*REQUIREMENTS*
Give the number of lines in the data that contain "following", and nothing more.

--- START ---

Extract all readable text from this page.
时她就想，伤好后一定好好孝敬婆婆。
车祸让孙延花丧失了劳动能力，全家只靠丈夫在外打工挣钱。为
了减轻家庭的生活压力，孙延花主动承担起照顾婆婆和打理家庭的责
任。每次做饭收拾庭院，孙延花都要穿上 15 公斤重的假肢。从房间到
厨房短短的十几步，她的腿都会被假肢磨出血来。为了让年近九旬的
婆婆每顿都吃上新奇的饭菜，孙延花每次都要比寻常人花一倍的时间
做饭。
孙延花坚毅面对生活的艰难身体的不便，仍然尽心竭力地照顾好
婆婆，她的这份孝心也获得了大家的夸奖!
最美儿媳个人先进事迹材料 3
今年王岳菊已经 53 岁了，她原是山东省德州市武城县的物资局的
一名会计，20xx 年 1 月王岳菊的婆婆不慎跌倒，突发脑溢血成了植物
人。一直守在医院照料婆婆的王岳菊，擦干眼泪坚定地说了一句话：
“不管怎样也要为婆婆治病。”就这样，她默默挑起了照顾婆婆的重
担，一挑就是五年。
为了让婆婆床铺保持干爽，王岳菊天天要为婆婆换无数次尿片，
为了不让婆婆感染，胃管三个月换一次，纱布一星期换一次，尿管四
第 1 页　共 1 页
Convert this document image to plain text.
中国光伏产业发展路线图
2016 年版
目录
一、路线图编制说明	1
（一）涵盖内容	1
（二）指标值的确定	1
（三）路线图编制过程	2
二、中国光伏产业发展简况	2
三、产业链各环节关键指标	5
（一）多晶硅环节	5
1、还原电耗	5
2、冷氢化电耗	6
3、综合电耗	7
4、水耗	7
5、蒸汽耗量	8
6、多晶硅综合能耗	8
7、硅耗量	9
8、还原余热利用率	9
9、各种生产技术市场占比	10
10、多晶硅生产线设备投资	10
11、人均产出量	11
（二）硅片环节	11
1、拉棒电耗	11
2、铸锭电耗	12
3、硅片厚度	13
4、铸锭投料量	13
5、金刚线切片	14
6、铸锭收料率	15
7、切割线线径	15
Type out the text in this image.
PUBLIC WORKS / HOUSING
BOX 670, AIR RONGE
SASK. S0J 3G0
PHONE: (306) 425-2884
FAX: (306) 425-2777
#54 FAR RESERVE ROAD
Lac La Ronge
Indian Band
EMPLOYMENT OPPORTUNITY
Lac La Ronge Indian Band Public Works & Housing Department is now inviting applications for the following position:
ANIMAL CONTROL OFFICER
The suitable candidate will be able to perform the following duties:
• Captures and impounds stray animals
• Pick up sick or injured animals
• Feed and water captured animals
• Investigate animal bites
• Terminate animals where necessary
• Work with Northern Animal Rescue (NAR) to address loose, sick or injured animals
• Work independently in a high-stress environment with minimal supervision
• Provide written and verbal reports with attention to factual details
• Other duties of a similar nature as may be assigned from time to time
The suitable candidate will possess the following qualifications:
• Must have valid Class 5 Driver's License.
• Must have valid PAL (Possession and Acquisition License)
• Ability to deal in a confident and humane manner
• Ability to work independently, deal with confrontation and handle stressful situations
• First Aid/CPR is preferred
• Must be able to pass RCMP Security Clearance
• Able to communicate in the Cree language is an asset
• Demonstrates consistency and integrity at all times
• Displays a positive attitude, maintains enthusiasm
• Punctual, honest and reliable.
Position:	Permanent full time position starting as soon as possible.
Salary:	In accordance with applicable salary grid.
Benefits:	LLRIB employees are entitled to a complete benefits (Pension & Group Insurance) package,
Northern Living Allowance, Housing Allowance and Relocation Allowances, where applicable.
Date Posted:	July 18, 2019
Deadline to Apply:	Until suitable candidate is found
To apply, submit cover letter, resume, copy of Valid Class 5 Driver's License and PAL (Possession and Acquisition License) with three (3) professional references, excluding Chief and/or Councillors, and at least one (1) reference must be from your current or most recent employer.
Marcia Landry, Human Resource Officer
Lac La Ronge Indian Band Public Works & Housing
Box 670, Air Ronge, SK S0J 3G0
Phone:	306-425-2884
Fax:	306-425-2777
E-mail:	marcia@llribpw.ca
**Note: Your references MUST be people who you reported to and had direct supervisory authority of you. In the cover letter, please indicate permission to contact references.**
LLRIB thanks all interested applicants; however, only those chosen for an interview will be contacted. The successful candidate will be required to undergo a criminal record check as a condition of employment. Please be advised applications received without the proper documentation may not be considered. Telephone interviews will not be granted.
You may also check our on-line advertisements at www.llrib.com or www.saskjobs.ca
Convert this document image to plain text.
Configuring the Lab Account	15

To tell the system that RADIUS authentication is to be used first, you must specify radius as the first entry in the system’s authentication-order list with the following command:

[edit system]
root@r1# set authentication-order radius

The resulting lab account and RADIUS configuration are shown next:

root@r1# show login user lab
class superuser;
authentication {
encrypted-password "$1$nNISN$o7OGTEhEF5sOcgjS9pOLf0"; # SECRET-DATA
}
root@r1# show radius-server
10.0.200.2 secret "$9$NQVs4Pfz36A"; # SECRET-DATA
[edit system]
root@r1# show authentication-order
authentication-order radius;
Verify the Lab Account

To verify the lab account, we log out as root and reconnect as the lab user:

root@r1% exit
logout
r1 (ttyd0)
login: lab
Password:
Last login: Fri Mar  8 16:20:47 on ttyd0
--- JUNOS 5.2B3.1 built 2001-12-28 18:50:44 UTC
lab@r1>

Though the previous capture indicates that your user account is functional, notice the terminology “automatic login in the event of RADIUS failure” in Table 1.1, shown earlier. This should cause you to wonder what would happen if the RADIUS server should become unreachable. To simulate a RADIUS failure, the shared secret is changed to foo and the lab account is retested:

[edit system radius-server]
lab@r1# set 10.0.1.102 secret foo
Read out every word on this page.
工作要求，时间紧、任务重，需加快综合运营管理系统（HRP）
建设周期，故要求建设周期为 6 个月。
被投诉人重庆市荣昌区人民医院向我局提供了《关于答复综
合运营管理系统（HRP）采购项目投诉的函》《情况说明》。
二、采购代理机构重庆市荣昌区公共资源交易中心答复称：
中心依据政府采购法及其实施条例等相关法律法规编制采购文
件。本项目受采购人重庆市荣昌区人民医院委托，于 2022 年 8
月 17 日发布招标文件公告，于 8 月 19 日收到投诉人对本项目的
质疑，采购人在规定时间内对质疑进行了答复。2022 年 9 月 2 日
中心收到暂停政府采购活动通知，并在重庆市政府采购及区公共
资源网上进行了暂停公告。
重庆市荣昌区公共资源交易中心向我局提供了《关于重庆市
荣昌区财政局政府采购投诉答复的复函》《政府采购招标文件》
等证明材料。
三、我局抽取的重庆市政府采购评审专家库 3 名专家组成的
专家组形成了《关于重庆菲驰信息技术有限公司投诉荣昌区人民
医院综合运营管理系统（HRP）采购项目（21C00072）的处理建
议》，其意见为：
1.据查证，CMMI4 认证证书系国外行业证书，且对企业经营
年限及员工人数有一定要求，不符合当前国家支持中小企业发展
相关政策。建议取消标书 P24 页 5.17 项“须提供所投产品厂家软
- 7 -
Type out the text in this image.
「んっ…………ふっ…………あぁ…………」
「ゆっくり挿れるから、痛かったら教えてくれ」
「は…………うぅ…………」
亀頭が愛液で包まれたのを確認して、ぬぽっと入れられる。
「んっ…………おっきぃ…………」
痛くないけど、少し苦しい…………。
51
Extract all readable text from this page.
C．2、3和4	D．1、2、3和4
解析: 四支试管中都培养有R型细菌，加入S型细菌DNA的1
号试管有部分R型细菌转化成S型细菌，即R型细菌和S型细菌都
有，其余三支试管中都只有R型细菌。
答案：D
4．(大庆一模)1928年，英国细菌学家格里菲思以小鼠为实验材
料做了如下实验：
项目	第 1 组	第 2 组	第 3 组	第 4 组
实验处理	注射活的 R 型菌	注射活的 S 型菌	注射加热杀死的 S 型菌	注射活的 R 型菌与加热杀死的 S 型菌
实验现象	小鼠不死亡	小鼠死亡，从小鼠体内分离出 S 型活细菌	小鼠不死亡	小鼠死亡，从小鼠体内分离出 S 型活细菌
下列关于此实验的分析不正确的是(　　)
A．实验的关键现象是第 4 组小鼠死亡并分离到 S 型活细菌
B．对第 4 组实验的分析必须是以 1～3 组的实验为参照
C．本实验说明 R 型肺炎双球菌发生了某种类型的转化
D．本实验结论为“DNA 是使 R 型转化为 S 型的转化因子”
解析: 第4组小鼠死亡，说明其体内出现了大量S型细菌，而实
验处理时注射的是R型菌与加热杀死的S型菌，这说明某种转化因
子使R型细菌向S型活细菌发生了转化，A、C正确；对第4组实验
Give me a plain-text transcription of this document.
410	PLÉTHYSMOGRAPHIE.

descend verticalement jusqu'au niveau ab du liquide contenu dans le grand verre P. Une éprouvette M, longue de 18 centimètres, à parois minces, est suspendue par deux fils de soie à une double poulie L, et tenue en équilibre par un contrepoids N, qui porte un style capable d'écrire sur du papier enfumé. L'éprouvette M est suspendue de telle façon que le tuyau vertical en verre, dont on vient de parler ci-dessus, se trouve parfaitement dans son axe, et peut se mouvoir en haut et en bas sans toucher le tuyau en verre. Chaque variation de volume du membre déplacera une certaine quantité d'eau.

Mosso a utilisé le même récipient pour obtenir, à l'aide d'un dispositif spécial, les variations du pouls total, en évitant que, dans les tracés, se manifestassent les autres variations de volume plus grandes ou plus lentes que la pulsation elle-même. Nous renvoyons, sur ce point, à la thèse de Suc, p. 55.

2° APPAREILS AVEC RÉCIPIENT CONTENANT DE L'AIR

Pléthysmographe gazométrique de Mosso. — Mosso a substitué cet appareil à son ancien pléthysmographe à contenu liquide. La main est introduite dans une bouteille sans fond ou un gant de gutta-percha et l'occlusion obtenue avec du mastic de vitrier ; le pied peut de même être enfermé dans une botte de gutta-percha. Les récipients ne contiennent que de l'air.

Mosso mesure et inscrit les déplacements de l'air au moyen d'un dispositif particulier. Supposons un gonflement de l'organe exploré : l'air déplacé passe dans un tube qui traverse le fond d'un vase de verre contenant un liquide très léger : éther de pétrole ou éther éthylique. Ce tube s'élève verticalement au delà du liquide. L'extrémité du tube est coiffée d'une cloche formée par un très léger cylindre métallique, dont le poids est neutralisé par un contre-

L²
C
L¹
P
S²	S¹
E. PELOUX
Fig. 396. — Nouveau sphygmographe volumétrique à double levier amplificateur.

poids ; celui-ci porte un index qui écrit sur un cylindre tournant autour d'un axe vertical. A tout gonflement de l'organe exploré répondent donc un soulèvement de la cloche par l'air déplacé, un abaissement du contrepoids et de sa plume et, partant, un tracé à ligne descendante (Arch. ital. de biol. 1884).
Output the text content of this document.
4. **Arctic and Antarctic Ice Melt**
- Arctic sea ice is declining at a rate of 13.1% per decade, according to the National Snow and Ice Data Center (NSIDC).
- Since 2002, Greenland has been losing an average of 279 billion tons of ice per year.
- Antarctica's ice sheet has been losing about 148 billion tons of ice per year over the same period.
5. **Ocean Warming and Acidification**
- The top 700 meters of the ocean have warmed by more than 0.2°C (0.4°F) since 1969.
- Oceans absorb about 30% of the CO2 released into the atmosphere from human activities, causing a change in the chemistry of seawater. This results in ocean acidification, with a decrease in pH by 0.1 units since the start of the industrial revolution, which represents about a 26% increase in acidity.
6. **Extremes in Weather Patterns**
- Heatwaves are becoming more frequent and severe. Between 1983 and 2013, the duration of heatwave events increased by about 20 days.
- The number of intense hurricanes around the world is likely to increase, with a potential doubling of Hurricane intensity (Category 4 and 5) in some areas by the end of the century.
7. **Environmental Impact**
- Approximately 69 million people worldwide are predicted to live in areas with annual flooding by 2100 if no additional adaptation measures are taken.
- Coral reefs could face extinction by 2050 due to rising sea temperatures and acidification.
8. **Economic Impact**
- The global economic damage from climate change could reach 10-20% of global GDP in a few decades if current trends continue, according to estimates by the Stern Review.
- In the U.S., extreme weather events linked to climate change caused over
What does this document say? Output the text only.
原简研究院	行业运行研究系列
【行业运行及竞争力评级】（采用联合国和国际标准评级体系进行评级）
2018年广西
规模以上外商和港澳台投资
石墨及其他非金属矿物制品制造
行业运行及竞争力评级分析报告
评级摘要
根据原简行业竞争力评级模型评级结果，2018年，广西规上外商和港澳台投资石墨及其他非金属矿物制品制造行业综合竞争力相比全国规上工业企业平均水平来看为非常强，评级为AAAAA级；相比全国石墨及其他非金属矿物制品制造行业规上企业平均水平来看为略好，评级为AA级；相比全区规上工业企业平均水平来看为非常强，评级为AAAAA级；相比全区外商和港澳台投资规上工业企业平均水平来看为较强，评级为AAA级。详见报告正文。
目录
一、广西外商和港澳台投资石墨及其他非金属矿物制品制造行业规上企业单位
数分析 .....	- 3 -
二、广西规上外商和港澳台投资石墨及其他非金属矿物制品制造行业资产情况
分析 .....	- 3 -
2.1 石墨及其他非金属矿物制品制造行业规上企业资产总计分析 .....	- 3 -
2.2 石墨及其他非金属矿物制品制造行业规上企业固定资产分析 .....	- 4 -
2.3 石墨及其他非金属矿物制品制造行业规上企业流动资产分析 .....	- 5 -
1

--- END ---

*CORRECT RESULT*
4